Skip the pictures. Reproduce all other material exactly.
::::
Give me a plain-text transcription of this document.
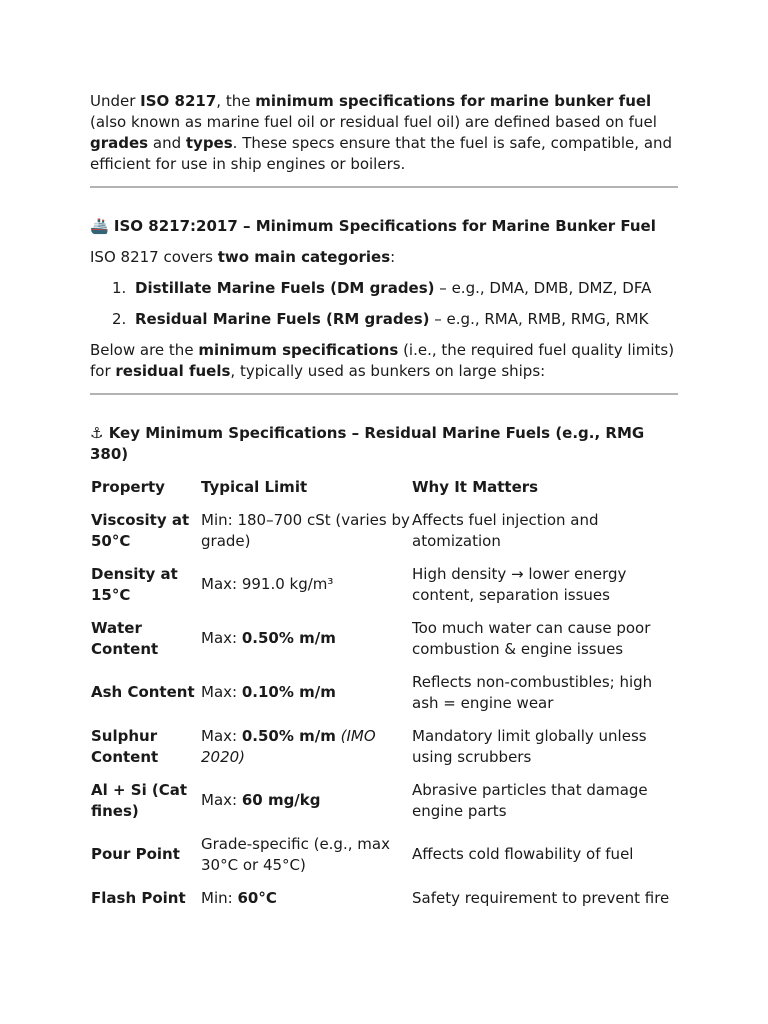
Under ISO 8217, the minimum specifications for marine bunker fuel (also known as marine fuel oil or residual fuel oil) are defined based on fuel grades and types. These specs ensure that the fuel is safe, compatible, and efficient for use in ship engines or boilers.

🚢 ISO 8217:2017 – Minimum Specifications for Marine Bunker Fuel

ISO 8217 covers two main categories:

1. Distillate Marine Fuels (DM grades) – e.g., DMA, DMB, DMZ, DFA
2. Residual Marine Fuels (RM grades) – e.g., RMA, RMB, RMG, RMK

Below are the minimum specifications (i.e., the required fuel quality limits) for residual fuels, typically used as bunkers on large ships:

⚓ Key Minimum Specifications – Residual Marine Fuels (e.g., RMG 380)

Property	Typical Limit	Why It Matters
Viscosity at 50°C	Min: 180–700 cSt (varies by grade)	Affects fuel injection and atomization
Density at 15°C	Max: 991.0 kg/m³	High density → lower energy content, separation issues
Water Content	Max: 0.50% m/m	Too much water can cause poor combustion & engine issues
Ash Content	Max: 0.10% m/m	Reflects non-combustibles; high ash = engine wear
Sulphur Content	Max: 0.50% m/m (IMO 2020)	Mandatory limit globally unless using scrubbers
Al + Si (Cat fines)	Max: 60 mg/kg	Abrasive particles that damage engine parts
Pour Point	Grade-specific (e.g., max 30°C or 45°C)	Affects cold flowability of fuel
Flash Point	Min: 60°C	Safety requirement to prevent fire
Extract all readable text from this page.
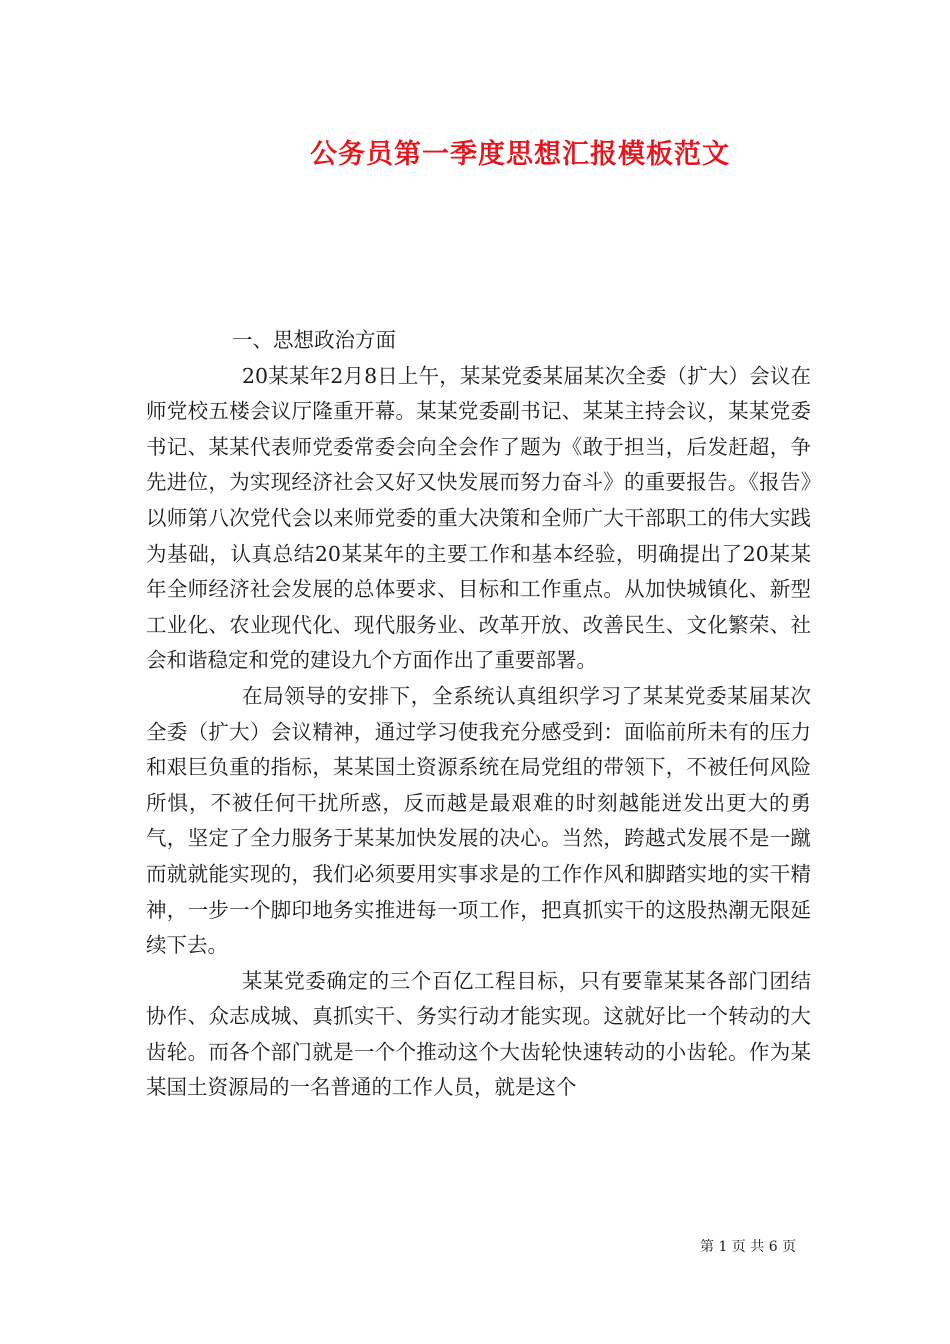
公务员第一季度思想汇报模板范文

一、思想政治方面

20某某年2月8日上午，某某党委某届某次全委（扩大）会议在师党校五楼会议厅隆重开幕。某某党委副书记、某某主持会议，某某党委书记、某某代表师党委常委会向全会作了题为《敢于担当，后发赶超，争先进位，为实现经济社会又好又快发展而努力奋斗》的重要报告。《报告》以师第八次党代会以来师党委的重大决策和全师广大干部职工的伟大实践为基础，认真总结20某某年的主要工作和基本经验，明确提出了20某某年全师经济社会发展的总体要求、目标和工作重点。从加快城镇化、新型工业化、农业现代化、现代服务业、改革开放、改善民生、文化繁荣、社会和谐稳定和党的建设九个方面作出了重要部署。

在局领导的安排下，全系统认真组织学习了某某党委某届某次全委（扩大）会议精神，通过学习使我充分感受到：面临前所未有的压力和艰巨负重的指标，某某国土资源系统在局党组的带领下，不被任何风险所惧，不被任何干扰所惑，反而越是最艰难的时刻越能迸发出更大的勇气，坚定了全力服务于某某加快发展的决心。当然，跨越式发展不是一蹴而就就能实现的，我们必须要用实事求是的工作作风和脚踏实地的实干精神，一步一个脚印地务实推进每一项工作，把真抓实干的这股热潮无限延续下去。

某某党委确定的三个百亿工程目标，只有要靠某某各部门团结协作、众志成城、真抓实干、务实行动才能实现。这就好比一个转动的大齿轮。而各个部门就是一个个推动这个大齿轮快速转动的小齿轮。作为某某国土资源局的一名普通的工作人员，就是这个

第 1 页 共 6 页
::::
#### RESPONSE TO THE TASK
Give me a plain-text transcription of this document.
Under ISO 8217, the minimum specifications for marine bunker fuel (also known as marine fuel oil or residual fuel oil) are defined based on fuel grades and types. These specs ensure that the fuel is safe, compatible, and efficient for use in ship engines or boilers.

🚢 ISO 8217:2017 – Minimum Specifications for Marine Bunker Fuel

ISO 8217 covers two main categories:

1. Distillate Marine Fuels (DM grades) – e.g., DMA, DMB, DMZ, DFA
2. Residual Marine Fuels (RM grades) – e.g., RMA, RMB, RMG, RMK

Below are the minimum specifications (i.e., the required fuel quality limits) for residual fuels, typically used as bunkers on large ships:

⚓ Key Minimum Specifications – Residual Marine Fuels (e.g., RMG 380)

Property	Typical Limit	Why It Matters
Viscosity at 50°C	Min: 180–700 cSt (varies by grade)	Affects fuel injection and atomization
Density at 15°C	Max: 991.0 kg/m³	High density → lower energy content, separation issues
Water Content	Max: 0.50% m/m	Too much water can cause poor combustion & engine issues
Ash Content	Max: 0.10% m/m	Reflects non-combustibles; high ash = engine wear
Sulphur Content	Max: 0.50% m/m (IMO 2020)	Mandatory limit globally unless using scrubbers
Al + Si (Cat fines)	Max: 60 mg/kg	Abrasive particles that damage engine parts
Pour Point	Grade-specific (e.g., max 30°C or 45°C)	Affects cold flowability of fuel
Flash Point	Min: 60°C	Safety requirement to prevent fire
Extract all readable text from this page.
公务员第一季度思想汇报模板范文

一、思想政治方面

20某某年2月8日上午，某某党委某届某次全委（扩大）会议在师党校五楼会议厅隆重开幕。某某党委副书记、某某主持会议，某某党委书记、某某代表师党委常委会向全会作了题为《敢于担当，后发赶超，争先进位，为实现经济社会又好又快发展而努力奋斗》的重要报告。《报告》以师第八次党代会以来师党委的重大决策和全师广大干部职工的伟大实践为基础，认真总结20某某年的主要工作和基本经验，明确提出了20某某年全师经济社会发展的总体要求、目标和工作重点。从加快城镇化、新型工业化、农业现代化、现代服务业、改革开放、改善民生、文化繁荣、社会和谐稳定和党的建设九个方面作出了重要部署。

在局领导的安排下，全系统认真组织学习了某某党委某届某次全委（扩大）会议精神，通过学习使我充分感受到：面临前所未有的压力和艰巨负重的指标，某某国土资源系统在局党组的带领下，不被任何风险所惧，不被任何干扰所惑，反而越是最艰难的时刻越能迸发出更大的勇气，坚定了全力服务于某某加快发展的决心。当然，跨越式发展不是一蹴而就就能实现的，我们必须要用实事求是的工作作风和脚踏实地的实干精神，一步一个脚印地务实推进每一项工作，把真抓实干的这股热潮无限延续下去。

某某党委确定的三个百亿工程目标，只有要靠某某各部门团结协作、众志成城、真抓实干、务实行动才能实现。这就好比一个转动的大齿轮。而各个部门就是一个个推动这个大齿轮快速转动的小齿轮。作为某某国土资源局的一名普通的工作人员，就是这个

第 1 页 共 6 页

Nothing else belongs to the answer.